SELECTED PASSAGE »
--- START ---

L&I: Businesses must verify vaccination
Schweitzer ‘urgently’ insists reconsideration of mandate
Last updated 5/27/2021 at 11:39am
OLYMPIA – The state Department of Labor and Industries is requiring business owners to verify employees have been vaccinated.
Under the new May 21 mandate, the agency is also requiring employers to create a “log of workers who have verified they’ve been vaccinated and the date of verification.
“I believe they are crossing the line,” farmer Sen. Mark Schoessler, R-Ritzville, said Tuesday, May 25, reacting to the new mandate.
The rule also requires employers to check vaccination status daily as workers enter jobsites, marking badges or credentials to indicate vaccination and otherwise demonstrate they have verified vaccination for employees who work in close proximity or are not wearing masks.
The agency said acceptable verification includes a federal Centers for Disease Control and Prevention vaccine card, a photo of the card, documentation from a health care provider, a signed attestation from workers and documentation from the state immunization information system.
Verification of vaccination is being required before employers can allow workers to be mask-free or work in close proximity. Employers must allow workers to wear masks if they so choose, under the rule.
They are also required to order masks and social distancing for employees who decline to provide any vaccination verification.
The new rule doesn’t sit well with Pullman-based Schweitzer Engineering Laboratories President and Chief Technology Officer Edmund O. Schweitzer III .
In a letter he penned May 22 to Gov. Jay Inslee, he “urgently” insisted the state reconsider forcing employers to verify vaccinations.
“You may view the regulation as necessary,” he wrote. “But to us, it is an overreach by the government into our private lives.”
Schweitzer said companies need to be trusted to manage their businesses and “act in a safe and healthy manner.”
He noted that his own company continues to act on behalf of the wellbeing of all employees.
“The new state requirements make no change to health and safety procedures,” he wrote. “The only change is that the state is now asking us to not trust employee-owners and to require written verification that a person has been vaccinated if they are not wearing a mask.”

--- END ---

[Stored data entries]
--- START ---

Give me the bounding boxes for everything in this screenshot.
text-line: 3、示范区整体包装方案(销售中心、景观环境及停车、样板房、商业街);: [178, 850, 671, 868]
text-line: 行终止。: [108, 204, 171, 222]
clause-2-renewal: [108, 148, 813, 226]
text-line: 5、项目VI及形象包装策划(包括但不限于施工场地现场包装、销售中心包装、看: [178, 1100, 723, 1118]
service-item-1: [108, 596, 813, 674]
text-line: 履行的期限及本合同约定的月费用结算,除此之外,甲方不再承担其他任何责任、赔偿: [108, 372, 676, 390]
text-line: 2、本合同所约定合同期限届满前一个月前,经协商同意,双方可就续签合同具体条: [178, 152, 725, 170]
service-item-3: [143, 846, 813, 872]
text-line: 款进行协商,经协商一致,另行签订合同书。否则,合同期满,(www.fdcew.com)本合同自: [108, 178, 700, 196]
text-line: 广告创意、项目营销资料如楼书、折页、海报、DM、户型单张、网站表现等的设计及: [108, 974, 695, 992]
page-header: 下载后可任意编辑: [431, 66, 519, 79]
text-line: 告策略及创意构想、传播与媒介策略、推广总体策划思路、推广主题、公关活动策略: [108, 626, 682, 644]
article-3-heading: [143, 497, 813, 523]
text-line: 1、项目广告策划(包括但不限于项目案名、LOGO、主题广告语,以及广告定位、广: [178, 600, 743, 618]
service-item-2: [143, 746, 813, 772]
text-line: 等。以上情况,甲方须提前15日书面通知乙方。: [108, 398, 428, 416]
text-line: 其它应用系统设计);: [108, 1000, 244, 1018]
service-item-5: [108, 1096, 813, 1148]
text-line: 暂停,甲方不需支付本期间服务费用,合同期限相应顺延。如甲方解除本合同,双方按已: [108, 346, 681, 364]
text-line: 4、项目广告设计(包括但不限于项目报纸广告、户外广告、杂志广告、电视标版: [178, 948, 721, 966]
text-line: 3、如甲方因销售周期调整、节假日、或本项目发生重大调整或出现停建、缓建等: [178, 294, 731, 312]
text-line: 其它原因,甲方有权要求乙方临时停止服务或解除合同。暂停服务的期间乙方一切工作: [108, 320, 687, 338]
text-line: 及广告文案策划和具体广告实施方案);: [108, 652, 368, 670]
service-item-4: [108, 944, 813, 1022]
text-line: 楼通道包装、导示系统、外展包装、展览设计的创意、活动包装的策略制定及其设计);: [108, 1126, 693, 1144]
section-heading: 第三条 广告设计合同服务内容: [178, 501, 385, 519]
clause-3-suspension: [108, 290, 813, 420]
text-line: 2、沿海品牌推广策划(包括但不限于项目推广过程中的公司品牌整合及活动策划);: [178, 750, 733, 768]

--- END ---

THINGS TO DO »
1) In the vaccination mandate article, on what date did Edmund O. Schweitzer III write his letter to Gov. Jay Inslee?
2) Please turn the paragraph of the vaccination mandate article that begins "The agency said acceptable verification" into a short list, keeping every form of proof it names.
3) Write the next part of the vaccination mandate article, starting after its final sentence.

SOLVED PROBLEMS »
1) May 22

2)
Acceptable verification of vaccination, according to the agency:
- A federal Centers for Disease Control and Prevention vaccine card
- A photo of the card
- Documentation from a health care provider
- A signed attestation from workers
- Documentation from the state immunization information system

3)
He questioned the need to then provide private health data to state Department of Labor and Industries employees.
Because those state workers are not health-care providers, they are not governed by federal Health Insurance Portability and Accountability Act, which prevents health workers and their business associates (like insurance companies) from disseminating private health care data.
A bill that would’ve prevented “third parties,” such as businesses and state agencies, from disseminating coronavirus related data was vetoed May 18 by Gov. Jay Inslee two weeks ago because he said it could have impeded businesses, not-for-profit groups, schools, sports teams and government agencies from offering freebies for showing vaccination verification.
“There is no need to collect written verification and turn it over to the Department of Labor and Industries,” he wrote, calling the agency’s mandate a “misstep.”
Schoessler – who represents the 9th Legislature District including Adams, Asotin, Franklin, Garfield, Whitman and part of Spokane County – said employee medical information should be off limits.
“As far as L&I, it’s NYB (none of your business) with my employees,” he said.
Schoessler said Schweitzer was the first to tell him of Labor and Industries mandate.
He said he wasn’t surprised, given the Legislature’s failure to stand up to Gov. Inslee during the legislative session.
“He believes he’s the supreme being, right now,” Schoessler said, noting agencies like Labor and Industries are under the executive branch of state government, and ultimately Gov. Inslee.
Schoessler worries new mandates like these are going to make it more difficult for employers to remain in business in Washington state.
He noted employers are already struggling to find workers due to all the free government money, lack of evictions and other coronavirus orders.
“I’m looking for a minimum of two good people for wheat harvest,” Schoessler said.
He plans to ask them if they can drive a truck and a combine, but not if they are vaccinated.
“I don’t plan to ask any of my employees, or require it,” he said.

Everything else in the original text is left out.